↓
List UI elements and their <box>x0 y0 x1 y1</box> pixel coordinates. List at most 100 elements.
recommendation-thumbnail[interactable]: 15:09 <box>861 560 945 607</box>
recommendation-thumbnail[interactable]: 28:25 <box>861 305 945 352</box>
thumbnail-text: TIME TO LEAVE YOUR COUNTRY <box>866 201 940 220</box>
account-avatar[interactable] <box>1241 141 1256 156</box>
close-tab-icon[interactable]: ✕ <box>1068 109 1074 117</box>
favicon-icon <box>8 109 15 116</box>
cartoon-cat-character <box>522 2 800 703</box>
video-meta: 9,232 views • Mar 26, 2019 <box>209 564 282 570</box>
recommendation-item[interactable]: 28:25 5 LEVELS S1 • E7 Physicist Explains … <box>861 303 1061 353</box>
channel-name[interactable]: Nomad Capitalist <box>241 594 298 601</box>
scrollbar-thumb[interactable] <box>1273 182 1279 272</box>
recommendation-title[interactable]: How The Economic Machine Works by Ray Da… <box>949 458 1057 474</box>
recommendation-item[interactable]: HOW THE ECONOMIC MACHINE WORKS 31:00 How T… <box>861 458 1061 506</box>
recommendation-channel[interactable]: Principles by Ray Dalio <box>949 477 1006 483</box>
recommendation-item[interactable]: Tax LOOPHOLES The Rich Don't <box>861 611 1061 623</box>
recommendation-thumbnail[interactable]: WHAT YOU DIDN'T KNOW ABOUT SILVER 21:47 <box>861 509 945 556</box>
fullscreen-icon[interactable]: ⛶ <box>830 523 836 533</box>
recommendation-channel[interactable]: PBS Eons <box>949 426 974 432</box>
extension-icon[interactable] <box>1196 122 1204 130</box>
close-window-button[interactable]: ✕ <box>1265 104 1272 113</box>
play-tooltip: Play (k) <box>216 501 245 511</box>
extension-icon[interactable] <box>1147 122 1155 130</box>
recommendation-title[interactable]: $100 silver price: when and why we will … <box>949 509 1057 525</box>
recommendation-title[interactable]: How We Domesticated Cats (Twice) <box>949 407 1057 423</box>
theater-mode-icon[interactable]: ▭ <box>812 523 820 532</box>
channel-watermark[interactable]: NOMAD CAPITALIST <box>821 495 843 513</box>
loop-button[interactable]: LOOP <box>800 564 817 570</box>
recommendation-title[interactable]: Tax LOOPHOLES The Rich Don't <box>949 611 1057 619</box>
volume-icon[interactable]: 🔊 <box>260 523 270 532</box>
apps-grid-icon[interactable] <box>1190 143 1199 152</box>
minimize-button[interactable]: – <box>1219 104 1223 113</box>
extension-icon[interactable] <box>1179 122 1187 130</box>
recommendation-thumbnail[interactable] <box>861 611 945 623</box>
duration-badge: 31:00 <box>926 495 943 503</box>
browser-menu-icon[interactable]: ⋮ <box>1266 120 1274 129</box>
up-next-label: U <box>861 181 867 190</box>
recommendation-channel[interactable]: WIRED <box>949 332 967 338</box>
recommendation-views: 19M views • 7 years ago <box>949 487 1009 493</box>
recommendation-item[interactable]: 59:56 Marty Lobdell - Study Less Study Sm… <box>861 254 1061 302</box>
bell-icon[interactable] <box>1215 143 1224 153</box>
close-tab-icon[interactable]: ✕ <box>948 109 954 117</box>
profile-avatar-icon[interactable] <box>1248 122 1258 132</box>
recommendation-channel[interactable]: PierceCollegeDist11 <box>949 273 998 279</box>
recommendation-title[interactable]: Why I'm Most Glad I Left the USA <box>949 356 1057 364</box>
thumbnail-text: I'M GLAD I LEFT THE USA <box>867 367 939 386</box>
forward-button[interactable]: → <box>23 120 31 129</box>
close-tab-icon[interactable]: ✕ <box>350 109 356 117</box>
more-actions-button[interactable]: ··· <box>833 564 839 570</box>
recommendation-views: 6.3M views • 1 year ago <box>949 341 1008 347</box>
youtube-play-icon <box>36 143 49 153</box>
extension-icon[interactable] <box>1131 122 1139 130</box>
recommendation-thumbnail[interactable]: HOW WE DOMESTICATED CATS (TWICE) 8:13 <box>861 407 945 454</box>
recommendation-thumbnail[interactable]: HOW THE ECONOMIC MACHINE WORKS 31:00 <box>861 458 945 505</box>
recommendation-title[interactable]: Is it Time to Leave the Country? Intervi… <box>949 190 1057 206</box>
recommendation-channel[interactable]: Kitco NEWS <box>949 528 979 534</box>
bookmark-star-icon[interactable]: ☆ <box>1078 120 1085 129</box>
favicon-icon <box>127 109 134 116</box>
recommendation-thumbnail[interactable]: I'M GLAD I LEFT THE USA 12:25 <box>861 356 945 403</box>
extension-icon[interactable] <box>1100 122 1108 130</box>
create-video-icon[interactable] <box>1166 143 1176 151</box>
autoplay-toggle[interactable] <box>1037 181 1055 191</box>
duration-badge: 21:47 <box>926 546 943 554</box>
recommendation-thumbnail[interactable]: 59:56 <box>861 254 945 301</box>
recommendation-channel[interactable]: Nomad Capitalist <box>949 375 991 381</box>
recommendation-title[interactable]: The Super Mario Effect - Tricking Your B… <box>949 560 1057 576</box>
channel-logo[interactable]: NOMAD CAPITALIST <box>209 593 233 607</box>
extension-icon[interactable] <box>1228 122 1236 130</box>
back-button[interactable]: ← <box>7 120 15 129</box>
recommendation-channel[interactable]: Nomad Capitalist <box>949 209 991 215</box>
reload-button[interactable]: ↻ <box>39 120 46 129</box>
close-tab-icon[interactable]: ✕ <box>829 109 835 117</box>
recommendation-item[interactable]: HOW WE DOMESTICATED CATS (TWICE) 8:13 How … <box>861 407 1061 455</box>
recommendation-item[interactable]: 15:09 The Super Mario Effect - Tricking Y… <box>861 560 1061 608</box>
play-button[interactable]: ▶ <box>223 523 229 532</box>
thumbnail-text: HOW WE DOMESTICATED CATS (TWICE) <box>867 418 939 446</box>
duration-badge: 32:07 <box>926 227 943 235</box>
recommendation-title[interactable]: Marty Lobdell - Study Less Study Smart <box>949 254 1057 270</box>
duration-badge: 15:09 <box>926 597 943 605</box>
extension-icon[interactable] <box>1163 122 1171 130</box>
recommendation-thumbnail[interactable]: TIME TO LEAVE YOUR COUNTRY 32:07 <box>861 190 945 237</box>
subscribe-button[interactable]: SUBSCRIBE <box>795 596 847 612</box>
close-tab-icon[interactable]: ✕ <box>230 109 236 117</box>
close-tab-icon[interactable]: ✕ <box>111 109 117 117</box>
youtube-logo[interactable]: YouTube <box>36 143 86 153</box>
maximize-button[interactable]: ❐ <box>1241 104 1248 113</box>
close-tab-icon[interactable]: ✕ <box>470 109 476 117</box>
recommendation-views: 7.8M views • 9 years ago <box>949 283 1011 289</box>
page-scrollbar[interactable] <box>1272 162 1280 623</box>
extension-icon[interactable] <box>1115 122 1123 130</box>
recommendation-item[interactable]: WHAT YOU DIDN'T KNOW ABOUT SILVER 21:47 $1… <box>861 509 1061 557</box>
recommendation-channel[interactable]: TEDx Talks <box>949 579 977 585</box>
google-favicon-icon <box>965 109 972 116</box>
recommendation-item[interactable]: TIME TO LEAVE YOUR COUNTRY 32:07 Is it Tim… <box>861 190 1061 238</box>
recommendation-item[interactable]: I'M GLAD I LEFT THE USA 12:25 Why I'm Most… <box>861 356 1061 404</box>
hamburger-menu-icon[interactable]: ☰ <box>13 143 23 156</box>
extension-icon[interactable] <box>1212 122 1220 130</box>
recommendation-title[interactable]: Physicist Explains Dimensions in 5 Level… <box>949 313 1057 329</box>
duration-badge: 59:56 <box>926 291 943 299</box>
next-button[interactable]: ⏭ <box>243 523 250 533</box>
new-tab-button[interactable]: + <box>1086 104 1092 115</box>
↑
Duplicate everything from the start of the data down to the line containing "extension-icon[interactable] <box>1147 122", with both ends included.

List UI elements and their <box>x0 y0 x1 y1</box> pixel coordinates. List at most 100 elements.
recommendation-thumbnail[interactable]: 15:09 <box>861 560 945 607</box>
recommendation-thumbnail[interactable]: 28:25 <box>861 305 945 352</box>
thumbnail-text: TIME TO LEAVE YOUR COUNTRY <box>866 201 940 220</box>
account-avatar[interactable] <box>1241 141 1256 156</box>
close-tab-icon[interactable]: ✕ <box>1068 109 1074 117</box>
favicon-icon <box>8 109 15 116</box>
cartoon-cat-character <box>522 2 800 703</box>
video-meta: 9,232 views • Mar 26, 2019 <box>209 564 282 570</box>
recommendation-item[interactable]: 28:25 5 LEVELS S1 • E7 Physicist Explains … <box>861 303 1061 353</box>
channel-name[interactable]: Nomad Capitalist <box>241 594 298 601</box>
scrollbar-thumb[interactable] <box>1273 182 1279 272</box>
recommendation-title[interactable]: How The Economic Machine Works by Ray Da… <box>949 458 1057 474</box>
recommendation-item[interactable]: HOW THE ECONOMIC MACHINE WORKS 31:00 How T… <box>861 458 1061 506</box>
recommendation-channel[interactable]: Principles by Ray Dalio <box>949 477 1006 483</box>
recommendation-item[interactable]: Tax LOOPHOLES The Rich Don't <box>861 611 1061 623</box>
recommendation-thumbnail[interactable]: WHAT YOU DIDN'T KNOW ABOUT SILVER 21:47 <box>861 509 945 556</box>
fullscreen-icon[interactable]: ⛶ <box>830 523 836 533</box>
recommendation-channel[interactable]: PBS Eons <box>949 426 974 432</box>
extension-icon[interactable] <box>1196 122 1204 130</box>
close-window-button[interactable]: ✕ <box>1265 104 1272 113</box>
play-tooltip: Play (k) <box>216 501 245 511</box>
extension-icon[interactable] <box>1147 122 1155 130</box>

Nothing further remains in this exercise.